### Stated problem
From the listing below, work out how many lines contain "exclusion". Reply with that number only.

Start

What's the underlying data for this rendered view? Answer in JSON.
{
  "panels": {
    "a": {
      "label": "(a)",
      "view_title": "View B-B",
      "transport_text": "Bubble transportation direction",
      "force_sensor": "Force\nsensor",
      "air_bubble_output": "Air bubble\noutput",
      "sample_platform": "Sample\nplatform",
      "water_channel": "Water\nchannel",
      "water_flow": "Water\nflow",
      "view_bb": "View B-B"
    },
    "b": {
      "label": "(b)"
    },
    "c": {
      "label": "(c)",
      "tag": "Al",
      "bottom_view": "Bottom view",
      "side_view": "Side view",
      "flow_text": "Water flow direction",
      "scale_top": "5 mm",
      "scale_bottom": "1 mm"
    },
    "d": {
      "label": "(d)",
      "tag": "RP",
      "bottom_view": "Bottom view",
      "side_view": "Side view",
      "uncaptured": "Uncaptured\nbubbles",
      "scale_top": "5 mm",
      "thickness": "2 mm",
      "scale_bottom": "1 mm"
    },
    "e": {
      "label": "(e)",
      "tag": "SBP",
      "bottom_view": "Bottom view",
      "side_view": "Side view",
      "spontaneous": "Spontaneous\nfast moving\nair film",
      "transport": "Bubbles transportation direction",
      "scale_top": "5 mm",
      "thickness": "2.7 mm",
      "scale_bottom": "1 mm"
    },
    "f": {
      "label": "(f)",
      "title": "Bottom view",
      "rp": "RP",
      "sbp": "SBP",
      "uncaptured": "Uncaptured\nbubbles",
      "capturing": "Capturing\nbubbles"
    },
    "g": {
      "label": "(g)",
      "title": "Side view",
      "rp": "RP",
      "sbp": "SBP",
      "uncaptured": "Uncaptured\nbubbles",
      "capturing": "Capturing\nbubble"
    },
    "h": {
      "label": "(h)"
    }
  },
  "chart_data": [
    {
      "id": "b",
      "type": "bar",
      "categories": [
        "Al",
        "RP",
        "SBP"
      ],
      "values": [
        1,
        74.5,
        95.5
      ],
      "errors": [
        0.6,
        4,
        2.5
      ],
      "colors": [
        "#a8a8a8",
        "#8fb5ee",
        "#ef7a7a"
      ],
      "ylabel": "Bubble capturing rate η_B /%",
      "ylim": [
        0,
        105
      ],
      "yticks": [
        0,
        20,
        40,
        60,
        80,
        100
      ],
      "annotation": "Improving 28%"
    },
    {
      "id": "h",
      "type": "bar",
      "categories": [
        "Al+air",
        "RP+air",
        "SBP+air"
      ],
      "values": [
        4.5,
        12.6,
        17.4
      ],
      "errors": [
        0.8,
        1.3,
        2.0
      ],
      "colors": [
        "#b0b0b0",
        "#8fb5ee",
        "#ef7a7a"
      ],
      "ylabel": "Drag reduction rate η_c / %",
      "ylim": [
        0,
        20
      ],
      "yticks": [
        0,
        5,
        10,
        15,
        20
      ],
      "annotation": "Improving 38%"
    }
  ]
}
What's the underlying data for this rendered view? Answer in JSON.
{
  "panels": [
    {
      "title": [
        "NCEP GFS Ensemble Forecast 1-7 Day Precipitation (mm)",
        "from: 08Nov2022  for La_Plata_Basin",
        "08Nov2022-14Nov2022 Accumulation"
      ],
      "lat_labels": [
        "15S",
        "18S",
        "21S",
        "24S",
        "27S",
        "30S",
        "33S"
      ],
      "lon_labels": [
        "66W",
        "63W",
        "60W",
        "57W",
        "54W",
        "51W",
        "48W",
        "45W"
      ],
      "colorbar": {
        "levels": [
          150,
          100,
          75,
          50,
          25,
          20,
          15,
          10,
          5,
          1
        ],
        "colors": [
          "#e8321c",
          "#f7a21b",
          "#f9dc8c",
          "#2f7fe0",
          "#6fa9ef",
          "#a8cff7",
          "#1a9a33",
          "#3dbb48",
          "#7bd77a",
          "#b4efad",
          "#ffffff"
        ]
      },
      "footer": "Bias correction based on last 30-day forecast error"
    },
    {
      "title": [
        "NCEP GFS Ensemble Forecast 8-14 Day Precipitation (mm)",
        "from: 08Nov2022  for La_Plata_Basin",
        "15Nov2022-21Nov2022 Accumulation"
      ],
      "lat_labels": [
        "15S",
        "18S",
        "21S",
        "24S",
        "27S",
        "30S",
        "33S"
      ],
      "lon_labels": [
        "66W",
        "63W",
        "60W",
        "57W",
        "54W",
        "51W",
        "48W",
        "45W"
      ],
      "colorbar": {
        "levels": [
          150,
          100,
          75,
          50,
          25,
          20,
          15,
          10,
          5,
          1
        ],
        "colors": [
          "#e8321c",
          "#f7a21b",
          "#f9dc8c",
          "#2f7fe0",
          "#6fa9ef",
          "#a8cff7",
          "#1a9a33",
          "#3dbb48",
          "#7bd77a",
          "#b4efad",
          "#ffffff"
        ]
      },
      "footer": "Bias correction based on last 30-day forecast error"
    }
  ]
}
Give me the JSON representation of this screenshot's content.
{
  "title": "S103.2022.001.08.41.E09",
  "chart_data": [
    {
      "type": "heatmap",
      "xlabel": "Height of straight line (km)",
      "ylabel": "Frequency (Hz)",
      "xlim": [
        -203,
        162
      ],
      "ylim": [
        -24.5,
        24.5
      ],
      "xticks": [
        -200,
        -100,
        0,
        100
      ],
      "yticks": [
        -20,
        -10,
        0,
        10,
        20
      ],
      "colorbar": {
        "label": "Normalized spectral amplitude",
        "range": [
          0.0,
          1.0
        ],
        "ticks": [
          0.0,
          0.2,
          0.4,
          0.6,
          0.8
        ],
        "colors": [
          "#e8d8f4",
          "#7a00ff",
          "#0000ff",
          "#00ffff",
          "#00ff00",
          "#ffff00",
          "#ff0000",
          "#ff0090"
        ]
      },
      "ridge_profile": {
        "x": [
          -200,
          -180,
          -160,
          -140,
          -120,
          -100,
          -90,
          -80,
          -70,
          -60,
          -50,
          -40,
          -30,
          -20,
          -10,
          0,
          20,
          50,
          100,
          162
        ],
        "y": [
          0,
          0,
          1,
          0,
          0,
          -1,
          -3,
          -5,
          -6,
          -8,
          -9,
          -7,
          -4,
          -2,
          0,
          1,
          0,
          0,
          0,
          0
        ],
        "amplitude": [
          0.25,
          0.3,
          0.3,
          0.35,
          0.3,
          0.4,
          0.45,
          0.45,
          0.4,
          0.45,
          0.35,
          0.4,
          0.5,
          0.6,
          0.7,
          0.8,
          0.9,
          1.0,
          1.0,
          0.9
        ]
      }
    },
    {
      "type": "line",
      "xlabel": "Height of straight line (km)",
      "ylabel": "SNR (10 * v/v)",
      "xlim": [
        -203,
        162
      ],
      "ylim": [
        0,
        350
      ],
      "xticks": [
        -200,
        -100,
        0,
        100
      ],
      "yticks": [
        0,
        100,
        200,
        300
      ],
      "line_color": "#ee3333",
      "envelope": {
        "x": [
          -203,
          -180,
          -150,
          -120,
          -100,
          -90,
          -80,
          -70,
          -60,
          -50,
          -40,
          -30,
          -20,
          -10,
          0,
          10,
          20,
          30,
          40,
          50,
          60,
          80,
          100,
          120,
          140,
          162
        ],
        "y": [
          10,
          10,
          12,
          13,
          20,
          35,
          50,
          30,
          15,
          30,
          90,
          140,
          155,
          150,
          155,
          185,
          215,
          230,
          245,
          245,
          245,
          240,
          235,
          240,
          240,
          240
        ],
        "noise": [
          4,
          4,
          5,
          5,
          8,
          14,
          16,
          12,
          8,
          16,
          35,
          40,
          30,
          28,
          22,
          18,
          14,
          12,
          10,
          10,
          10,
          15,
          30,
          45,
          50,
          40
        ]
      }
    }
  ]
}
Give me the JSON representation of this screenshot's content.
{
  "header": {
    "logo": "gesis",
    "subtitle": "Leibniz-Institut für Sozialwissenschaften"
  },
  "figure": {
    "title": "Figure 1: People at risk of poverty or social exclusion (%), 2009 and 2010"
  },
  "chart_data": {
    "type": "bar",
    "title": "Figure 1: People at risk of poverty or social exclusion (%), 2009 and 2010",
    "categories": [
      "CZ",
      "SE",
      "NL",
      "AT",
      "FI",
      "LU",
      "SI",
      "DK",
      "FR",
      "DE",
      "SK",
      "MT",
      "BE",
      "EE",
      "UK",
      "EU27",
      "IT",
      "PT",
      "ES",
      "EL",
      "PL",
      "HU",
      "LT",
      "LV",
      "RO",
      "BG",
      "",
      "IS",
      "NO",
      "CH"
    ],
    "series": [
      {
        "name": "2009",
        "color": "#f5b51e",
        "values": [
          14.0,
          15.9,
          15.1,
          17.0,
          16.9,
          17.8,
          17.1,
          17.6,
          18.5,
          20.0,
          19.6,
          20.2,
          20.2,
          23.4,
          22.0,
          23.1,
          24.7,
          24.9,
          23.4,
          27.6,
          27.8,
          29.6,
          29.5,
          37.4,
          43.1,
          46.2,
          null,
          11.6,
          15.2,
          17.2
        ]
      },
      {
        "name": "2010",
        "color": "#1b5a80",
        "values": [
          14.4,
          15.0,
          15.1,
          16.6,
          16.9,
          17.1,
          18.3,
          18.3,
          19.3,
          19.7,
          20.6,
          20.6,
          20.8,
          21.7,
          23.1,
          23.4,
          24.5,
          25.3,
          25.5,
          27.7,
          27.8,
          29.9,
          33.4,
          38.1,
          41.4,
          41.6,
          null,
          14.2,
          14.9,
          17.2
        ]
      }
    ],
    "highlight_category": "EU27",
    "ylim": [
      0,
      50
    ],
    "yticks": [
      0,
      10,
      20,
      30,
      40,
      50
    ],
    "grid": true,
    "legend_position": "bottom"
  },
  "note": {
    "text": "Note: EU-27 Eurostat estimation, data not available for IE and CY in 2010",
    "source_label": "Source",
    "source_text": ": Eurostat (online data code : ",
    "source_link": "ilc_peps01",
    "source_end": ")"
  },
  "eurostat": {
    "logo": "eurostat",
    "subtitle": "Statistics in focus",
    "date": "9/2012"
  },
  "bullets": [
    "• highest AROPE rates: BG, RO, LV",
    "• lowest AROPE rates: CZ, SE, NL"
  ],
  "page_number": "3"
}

End

### Solution to the problem
2